Start of EXTRACTED ENTRIES

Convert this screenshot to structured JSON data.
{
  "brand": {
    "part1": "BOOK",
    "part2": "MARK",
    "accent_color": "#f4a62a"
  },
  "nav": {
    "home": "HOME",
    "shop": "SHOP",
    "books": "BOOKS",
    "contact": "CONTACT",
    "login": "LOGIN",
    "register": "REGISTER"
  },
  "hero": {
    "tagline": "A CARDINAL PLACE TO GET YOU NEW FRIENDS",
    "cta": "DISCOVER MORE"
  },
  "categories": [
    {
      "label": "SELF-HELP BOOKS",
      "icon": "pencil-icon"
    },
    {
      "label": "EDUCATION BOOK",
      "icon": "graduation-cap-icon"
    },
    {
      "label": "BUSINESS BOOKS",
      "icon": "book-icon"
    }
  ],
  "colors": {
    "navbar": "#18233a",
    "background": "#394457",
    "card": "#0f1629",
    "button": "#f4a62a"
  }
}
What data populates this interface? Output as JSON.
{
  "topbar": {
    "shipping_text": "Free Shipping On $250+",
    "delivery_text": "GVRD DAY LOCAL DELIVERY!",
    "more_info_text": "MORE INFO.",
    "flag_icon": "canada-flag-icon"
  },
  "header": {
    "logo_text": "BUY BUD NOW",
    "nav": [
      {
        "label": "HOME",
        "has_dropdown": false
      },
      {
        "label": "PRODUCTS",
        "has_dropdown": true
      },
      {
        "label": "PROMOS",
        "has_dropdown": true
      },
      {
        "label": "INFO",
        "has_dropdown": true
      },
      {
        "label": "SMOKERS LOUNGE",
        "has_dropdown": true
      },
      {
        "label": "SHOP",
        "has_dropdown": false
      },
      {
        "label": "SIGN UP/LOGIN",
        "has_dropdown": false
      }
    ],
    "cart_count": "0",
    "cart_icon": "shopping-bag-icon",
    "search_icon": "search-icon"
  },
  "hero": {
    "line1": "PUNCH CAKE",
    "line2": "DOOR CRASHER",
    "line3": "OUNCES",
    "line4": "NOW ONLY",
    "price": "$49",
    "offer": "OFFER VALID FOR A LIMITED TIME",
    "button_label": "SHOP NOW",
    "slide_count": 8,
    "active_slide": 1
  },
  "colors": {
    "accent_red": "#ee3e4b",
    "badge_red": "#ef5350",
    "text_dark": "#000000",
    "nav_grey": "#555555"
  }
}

End of EXTRACTED ENTRIES

**WORK INSTRUCTIONS**
Retype every entry above, word for word.

**WORKED SOLUTION**
Convert this screenshot to structured JSON data.
{
  "brand": {
    "part1": "BOOK",
    "part2": "MARK",
    "accent_color": "#f4a62a"
  },
  "nav": {
    "home": "HOME",
    "shop": "SHOP",
    "books": "BOOKS",
    "contact": "CONTACT",
    "login": "LOGIN",
    "register": "REGISTER"
  },
  "hero": {
    "tagline": "A CARDINAL PLACE TO GET YOU NEW FRIENDS",
    "cta": "DISCOVER MORE"
  },
  "categories": [
    {
      "label": "SELF-HELP BOOKS",
      "icon": "pencil-icon"
    },
    {
      "label": "EDUCATION BOOK",
      "icon": "graduation-cap-icon"
    },
    {
      "label": "BUSINESS BOOKS",
      "icon": "book-icon"
    }
  ],
  "colors": {
    "navbar": "#18233a",
    "background": "#394457",
    "card": "#0f1629",
    "button": "#f4a62a"
  }
}
What data populates this interface? Output as JSON.
{
  "topbar": {
    "shipping_text": "Free Shipping On $250+",
    "delivery_text": "GVRD DAY LOCAL DELIVERY!",
    "more_info_text": "MORE INFO.",
    "flag_icon": "canada-flag-icon"
  },
  "header": {
    "logo_text": "BUY BUD NOW",
    "nav": [
      {
        "label": "HOME",
        "has_dropdown": false
      },
      {
        "label": "PRODUCTS",
        "has_dropdown": true
      },
      {
        "label": "PROMOS",
        "has_dropdown": true
      },
      {
        "label": "INFO",
        "has_dropdown": true
      },
      {
        "label": "SMOKERS LOUNGE",
        "has_dropdown": true
      },
      {
        "label": "SHOP",
        "has_dropdown": false
      },
      {
        "label": "SIGN UP/LOGIN",
        "has_dropdown": false
      }
    ],
    "cart_count": "0",
    "cart_icon": "shopping-bag-icon",
    "search_icon": "search-icon"
  },
  "hero": {
    "line1": "PUNCH CAKE",
    "line2": "DOOR CRASHER",
    "line3": "OUNCES",
    "line4": "NOW ONLY",
    "price": "$49",
    "offer": "OFFER VALID FOR A LIMITED TIME",
    "button_label": "SHOP NOW",
    "slide_count": 8,
    "active_slide": 1
  },
  "colors": {
    "accent_red": "#ee3e4b",
    "badge_red": "#ef5350",
    "text_dark": "#000000",
    "nav_grey": "#555555"
  }
}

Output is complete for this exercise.